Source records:

_ _ _ _

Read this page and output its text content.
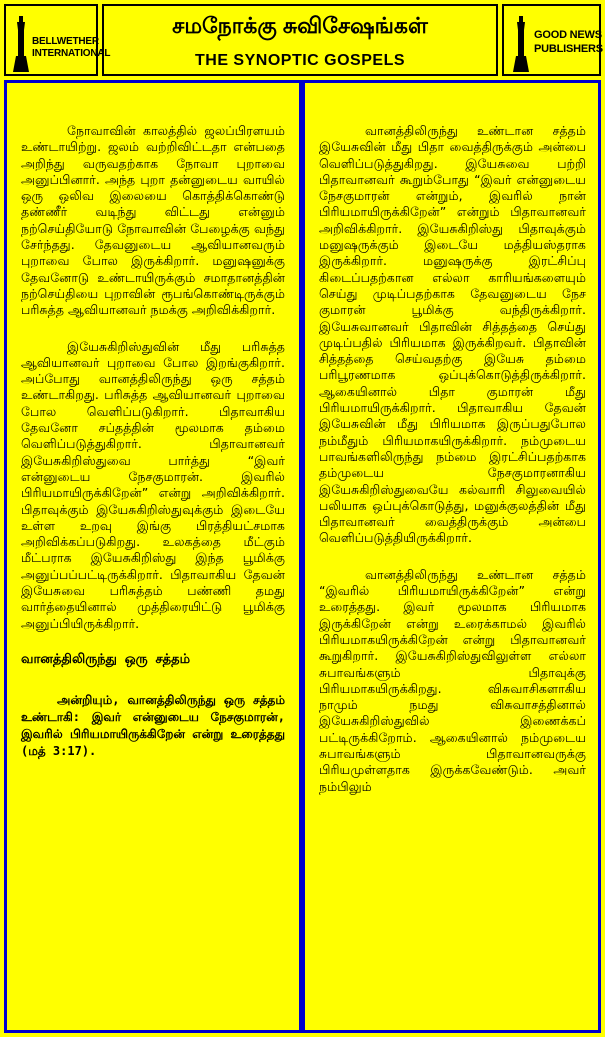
BELLWETHER
INTERNATIONAL
சமநோக்கு சுவிசேஷங்கள்
THE SYNOPTIC GOSPELS
GOOD NEWS
PUBLISHERS

நோவாவின் காலத்தில் ஜலப்பிரளயம் உண்டாயிற்று. ஜலம் வற்றிவிட்டதா என்பதை அறிந்து வருவதற்காக நோவா புறாவை அனுப்பினார். அந்த புறா தன்னுடைய வாயில் ஒரு ஒலிவ இலையை கொத்திக்கொண்டு தண்ணீர் வடிந்து விட்டது என்னும் நற்செய்தியோடு நோவாவின் பேழைக்கு வந்து சேர்ந்தது. தேவனுடைய ஆவியானவரும் புறாவை போல இருக்கிறார். மனுஷனுக்கு தேவனோடு உண்டாயிருக்கும் சமாதானத்தின் நற்செய்தியை புறாவின் ரூபங்கொண்டிருக்கும் பரிசுத்த ஆவியானவர் நமக்கு அறிவிக்கிறார்.

இயேசுகிறிஸ்துவின் மீது பரிசுத்த ஆவியானவர் புறாவை போல இறங்குகிறார். அப்போது வானத்திலிருந்து ஒரு சத்தம் உண்டாகிறது. பரிசுத்த ஆவியானவர் புறாவை போல வெளிப்படுகிறார். பிதாவாகிய தேவனோ சப்தத்தின் மூலமாக தம்மை வெளிப்படுத்துகிறார். பிதாவானவர் இயேசுகிறிஸ்துவை பார்த்து “இவர் என்னுடைய நேசகுமாரன். இவரில் பிரியமாயிருக்கிறேன்” என்று அறிவிக்கிறார். பிதாவுக்கும் இயேசுகிறிஸ்துவுக்கும் இடையே உள்ள உறவு இங்கு பிரத்தியட்சமாக அறிவிக்கப்படுகிறது. உலகத்தை மீட்கும் மீட்பராக இயேசுகிறிஸ்து இந்த பூமிக்கு அனுப்பப்பட்டிருக்கிறார். பிதாவாகிய தேவன் இயேசுவை பரிசுத்தம் பண்ணி தமது வார்த்தையினால் முத்திரையிட்டு பூமிக்கு அனுப்பியிருக்கிறார்.

வானத்திலிருந்து ஒரு சத்தம்

அன்றியும், வானத்திலிருந்து ஒரு சத்தம் உண்டாகி: இவர் என்னுடைய நேசகுமாரன், இவரில் பிரியமாயிருக்கிறேன் என்று உரைத்தது (மத் 3:17).

வானத்திலிருந்து உண்டான சத்தம் இயேசுவின் மீது பிதா வைத்திருக்கும் அன்பை வெளிப்படுத்துகிறது. இயேசுவை பற்றி பிதாவானவர் கூறும்போது “இவர் என்னுடைய நேசகுமாரன் என்றும், இவரில் நான் பிரியமாயிருக்கிறேன்” என்றும் பிதாவானவர் அறிவிக்கிறார். இயேசுகிறிஸ்து பிதாவுக்கும் மனுஷருக்கும் இடையே மத்தியஸ்தராக இருக்கிறார். மனுஷருக்கு இரட்சிப்பு கிடைப்பதற்கான எல்லா காரியங்களையும் செய்து முடிப்பதற்காக தேவனுடைய நேச குமாரன் பூமிக்கு வந்திருக்கிறார். இயேசுவானவர் பிதாவின் சித்தத்தை செய்து முடிப்பதில் பிரியமாக இருக்கிறவர். பிதாவின் சித்தத்தை செய்வதற்கு இயேசு தம்மை பரிபூரணமாக ஒப்புக்கொடுத்திருக்கிறார். ஆகையினால் பிதா குமாரன் மீது பிரியமாயிருக்கிறார். பிதாவாகிய தேவன் இயேசுவின் மீது பிரியமாக இருப்பதுபோல நம்மீதும் பிரியமாகயிருக்கிறார். நம்முடைய பாவங்களிலிருந்து நம்மை இரட்சிப்பதற்காக தம்முடைய நேசகுமாரனாகிய இயேசுகிறிஸ்துவையே கல்வாரி சிலுவையில் பலியாக ஒப்புக்கொடுத்து, மனுக்குலத்தின் மீது பிதாவானவர் வைத்திருக்கும் அன்பை வெளிப்படுத்தியிருக்கிறார்.

வானத்திலிருந்து உண்டான சத்தம் “இவரில் பிரியமாயிருக்கிறேன்” என்று உரைத்தது. இவர் மூலமாக பிரியமாக இருக்கிறேன் என்று உரைக்காமல் இவரில் பிரியமாகயிருக்கிறேன் என்று பிதாவானவர் கூறுகிறார். இயேசுகிறிஸ்துவிலுள்ள எல்லா சுபாவங்களும் பிதாவுக்கு பிரியமாகயிருக்கிறது. விசுவாசிகளாகிய நாமும் நமது விசுவாசத்தினால் இயேசுகிறிஸ்துவில் இணைக்கப் பட்டிருக்கிறோம். ஆகையினால் நம்முடைய சுபாவங்களும் பிதாவானவருக்கு பிரியமுள்ளதாக இருக்கவேண்டும். அவர் நம்பிலும்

_ _ _ _

■ TASK:
Output the records above exactly; leave out the pictures.

■ FULL ANSWER:
Read this page and output its text content.
BELLWETHER
INTERNATIONAL
சமநோக்கு சுவிசேஷங்கள்
THE SYNOPTIC GOSPELS
GOOD NEWS
PUBLISHERS

நோவாவின் காலத்தில் ஜலப்பிரளயம் உண்டாயிற்று. ஜலம் வற்றிவிட்டதா என்பதை அறிந்து வருவதற்காக நோவா புறாவை அனுப்பினார். அந்த புறா தன்னுடைய வாயில் ஒரு ஒலிவ இலையை கொத்திக்கொண்டு தண்ணீர் வடிந்து விட்டது என்னும் நற்செய்தியோடு நோவாவின் பேழைக்கு வந்து சேர்ந்தது. தேவனுடைய ஆவியானவரும் புறாவை போல இருக்கிறார். மனுஷனுக்கு தேவனோடு உண்டாயிருக்கும் சமாதானத்தின் நற்செய்தியை புறாவின் ரூபங்கொண்டிருக்கும் பரிசுத்த ஆவியானவர் நமக்கு அறிவிக்கிறார்.

இயேசுகிறிஸ்துவின் மீது பரிசுத்த ஆவியானவர் புறாவை போல இறங்குகிறார். அப்போது வானத்திலிருந்து ஒரு சத்தம் உண்டாகிறது. பரிசுத்த ஆவியானவர் புறாவை போல வெளிப்படுகிறார். பிதாவாகிய தேவனோ சப்தத்தின் மூலமாக தம்மை வெளிப்படுத்துகிறார். பிதாவானவர் இயேசுகிறிஸ்துவை பார்த்து “இவர் என்னுடைய நேசகுமாரன். இவரில் பிரியமாயிருக்கிறேன்” என்று அறிவிக்கிறார். பிதாவுக்கும் இயேசுகிறிஸ்துவுக்கும் இடையே உள்ள உறவு இங்கு பிரத்தியட்சமாக அறிவிக்கப்படுகிறது. உலகத்தை மீட்கும் மீட்பராக இயேசுகிறிஸ்து இந்த பூமிக்கு அனுப்பப்பட்டிருக்கிறார். பிதாவாகிய தேவன் இயேசுவை பரிசுத்தம் பண்ணி தமது வார்த்தையினால் முத்திரையிட்டு பூமிக்கு அனுப்பியிருக்கிறார்.

வானத்திலிருந்து ஒரு சத்தம்

அன்றியும், வானத்திலிருந்து ஒரு சத்தம் உண்டாகி: இவர் என்னுடைய நேசகுமாரன், இவரில் பிரியமாயிருக்கிறேன் என்று உரைத்தது (மத் 3:17).

வானத்திலிருந்து உண்டான சத்தம் இயேசுவின் மீது பிதா வைத்திருக்கும் அன்பை வெளிப்படுத்துகிறது. இயேசுவை பற்றி பிதாவானவர் கூறும்போது “இவர் என்னுடைய நேசகுமாரன் என்றும், இவரில் நான் பிரியமாயிருக்கிறேன்” என்றும் பிதாவானவர் அறிவிக்கிறார். இயேசுகிறிஸ்து பிதாவுக்கும் மனுஷருக்கும் இடையே மத்தியஸ்தராக இருக்கிறார். மனுஷருக்கு இரட்சிப்பு கிடைப்பதற்கான எல்லா காரியங்களையும் செய்து முடிப்பதற்காக தேவனுடைய நேச குமாரன் பூமிக்கு வந்திருக்கிறார். இயேசுவானவர் பிதாவின் சித்தத்தை செய்து முடிப்பதில் பிரியமாக இருக்கிறவர். பிதாவின் சித்தத்தை செய்வதற்கு இயேசு தம்மை பரிபூரணமாக ஒப்புக்கொடுத்திருக்கிறார். ஆகையினால் பிதா குமாரன் மீது பிரியமாயிருக்கிறார். பிதாவாகிய தேவன் இயேசுவின் மீது பிரியமாக இருப்பதுபோல நம்மீதும் பிரியமாகயிருக்கிறார். நம்முடைய பாவங்களிலிருந்து நம்மை இரட்சிப்பதற்காக தம்முடைய நேசகுமாரனாகிய இயேசுகிறிஸ்துவையே கல்வாரி சிலுவையில் பலியாக ஒப்புக்கொடுத்து, மனுக்குலத்தின் மீது பிதாவானவர் வைத்திருக்கும் அன்பை வெளிப்படுத்தியிருக்கிறார்.

வானத்திலிருந்து உண்டான சத்தம் “இவரில் பிரியமாயிருக்கிறேன்” என்று உரைத்தது. இவர் மூலமாக பிரியமாக இருக்கிறேன் என்று உரைக்காமல் இவரில் பிரியமாகயிருக்கிறேன் என்று பிதாவானவர் கூறுகிறார். இயேசுகிறிஸ்துவிலுள்ள எல்லா சுபாவங்களும் பிதாவுக்கு பிரியமாகயிருக்கிறது. விசுவாசிகளாகிய நாமும் நமது விசுவாசத்தினால் இயேசுகிறிஸ்துவில் இணைக்கப் பட்டிருக்கிறோம். ஆகையினால் நம்முடைய சுபாவங்களும் பிதாவானவருக்கு பிரியமுள்ளதாக இருக்கவேண்டும். அவர் நம்பிலும்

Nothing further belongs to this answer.